* Dataset records on visual material
--- --- ---

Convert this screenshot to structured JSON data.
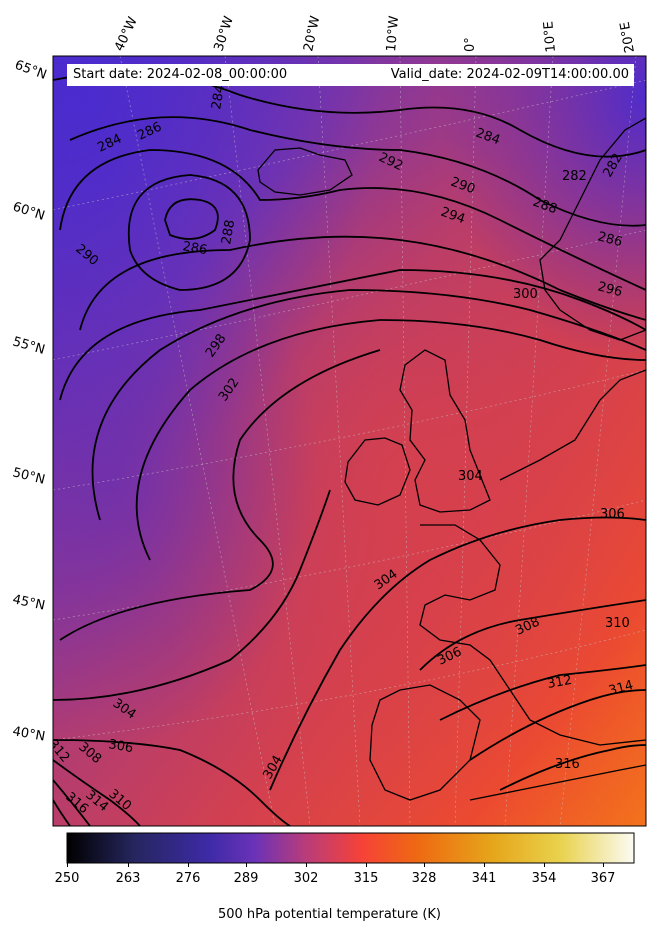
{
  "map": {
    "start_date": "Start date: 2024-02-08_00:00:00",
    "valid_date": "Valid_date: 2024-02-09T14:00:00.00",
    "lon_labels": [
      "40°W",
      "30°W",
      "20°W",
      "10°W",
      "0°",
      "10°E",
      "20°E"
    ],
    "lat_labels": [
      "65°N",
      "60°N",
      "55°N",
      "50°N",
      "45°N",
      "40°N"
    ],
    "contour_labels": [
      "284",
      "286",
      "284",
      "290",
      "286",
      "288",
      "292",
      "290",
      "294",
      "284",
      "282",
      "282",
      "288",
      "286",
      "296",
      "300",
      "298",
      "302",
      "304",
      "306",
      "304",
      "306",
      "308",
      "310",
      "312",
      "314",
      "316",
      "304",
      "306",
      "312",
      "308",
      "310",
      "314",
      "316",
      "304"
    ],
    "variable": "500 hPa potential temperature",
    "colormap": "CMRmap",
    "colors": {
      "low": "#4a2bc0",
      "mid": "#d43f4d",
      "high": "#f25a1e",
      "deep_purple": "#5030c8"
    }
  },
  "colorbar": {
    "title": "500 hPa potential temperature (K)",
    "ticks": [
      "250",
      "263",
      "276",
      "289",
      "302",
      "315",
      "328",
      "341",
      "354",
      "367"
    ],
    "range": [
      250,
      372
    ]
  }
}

--- --- ---

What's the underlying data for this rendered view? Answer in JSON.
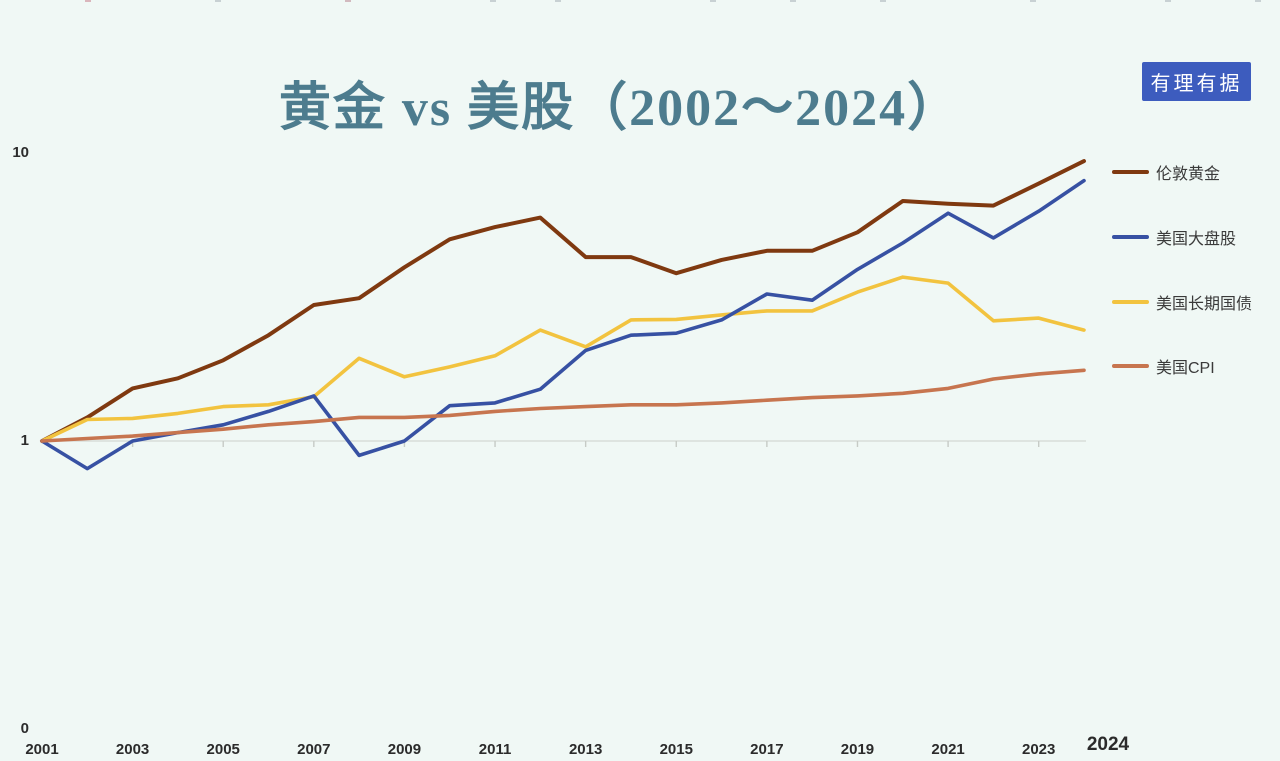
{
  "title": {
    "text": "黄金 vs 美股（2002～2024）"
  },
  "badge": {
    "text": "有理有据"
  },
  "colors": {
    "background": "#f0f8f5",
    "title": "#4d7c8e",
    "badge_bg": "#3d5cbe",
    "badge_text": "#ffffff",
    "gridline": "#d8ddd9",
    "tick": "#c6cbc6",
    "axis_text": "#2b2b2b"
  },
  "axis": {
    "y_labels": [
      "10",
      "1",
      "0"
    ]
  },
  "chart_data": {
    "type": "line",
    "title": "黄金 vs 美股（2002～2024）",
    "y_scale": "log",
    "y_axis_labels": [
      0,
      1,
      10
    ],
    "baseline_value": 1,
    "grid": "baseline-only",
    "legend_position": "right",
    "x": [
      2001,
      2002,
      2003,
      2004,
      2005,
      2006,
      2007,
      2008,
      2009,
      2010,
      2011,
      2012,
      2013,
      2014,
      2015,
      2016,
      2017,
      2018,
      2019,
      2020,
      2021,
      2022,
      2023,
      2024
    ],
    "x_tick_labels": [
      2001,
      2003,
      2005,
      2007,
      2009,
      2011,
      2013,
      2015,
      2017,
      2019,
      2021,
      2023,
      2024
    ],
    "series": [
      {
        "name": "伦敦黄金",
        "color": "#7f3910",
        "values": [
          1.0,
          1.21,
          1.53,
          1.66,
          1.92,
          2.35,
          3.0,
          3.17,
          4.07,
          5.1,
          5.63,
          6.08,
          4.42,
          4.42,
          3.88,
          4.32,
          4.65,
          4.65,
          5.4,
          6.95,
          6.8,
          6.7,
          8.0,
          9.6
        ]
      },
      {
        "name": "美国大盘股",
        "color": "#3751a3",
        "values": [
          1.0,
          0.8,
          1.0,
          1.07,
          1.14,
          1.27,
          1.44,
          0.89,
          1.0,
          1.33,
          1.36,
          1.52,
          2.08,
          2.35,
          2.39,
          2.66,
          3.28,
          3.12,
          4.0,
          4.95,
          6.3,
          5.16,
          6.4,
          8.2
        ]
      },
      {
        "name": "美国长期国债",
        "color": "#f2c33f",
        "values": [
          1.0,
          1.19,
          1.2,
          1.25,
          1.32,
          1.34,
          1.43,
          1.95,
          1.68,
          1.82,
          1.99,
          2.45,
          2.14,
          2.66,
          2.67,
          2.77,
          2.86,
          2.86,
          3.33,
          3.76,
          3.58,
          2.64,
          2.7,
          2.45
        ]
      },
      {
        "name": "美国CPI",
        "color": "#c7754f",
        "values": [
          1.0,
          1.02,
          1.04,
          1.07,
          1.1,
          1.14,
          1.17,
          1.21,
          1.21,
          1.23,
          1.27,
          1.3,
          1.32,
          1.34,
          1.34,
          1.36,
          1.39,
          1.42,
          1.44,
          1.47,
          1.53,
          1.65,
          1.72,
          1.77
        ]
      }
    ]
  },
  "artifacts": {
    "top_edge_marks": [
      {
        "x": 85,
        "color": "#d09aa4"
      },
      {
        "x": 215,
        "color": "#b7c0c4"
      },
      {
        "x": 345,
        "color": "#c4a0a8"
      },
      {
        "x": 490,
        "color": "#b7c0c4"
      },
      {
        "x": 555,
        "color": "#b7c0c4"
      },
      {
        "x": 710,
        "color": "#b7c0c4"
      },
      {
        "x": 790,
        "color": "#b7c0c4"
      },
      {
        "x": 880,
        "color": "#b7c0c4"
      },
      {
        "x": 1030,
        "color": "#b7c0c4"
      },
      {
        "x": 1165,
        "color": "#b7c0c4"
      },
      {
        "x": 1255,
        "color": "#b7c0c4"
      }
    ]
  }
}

--- --- ---

* Goal
Give the number of lines in the data that contain "name", with no other words.

* Exercise solution
4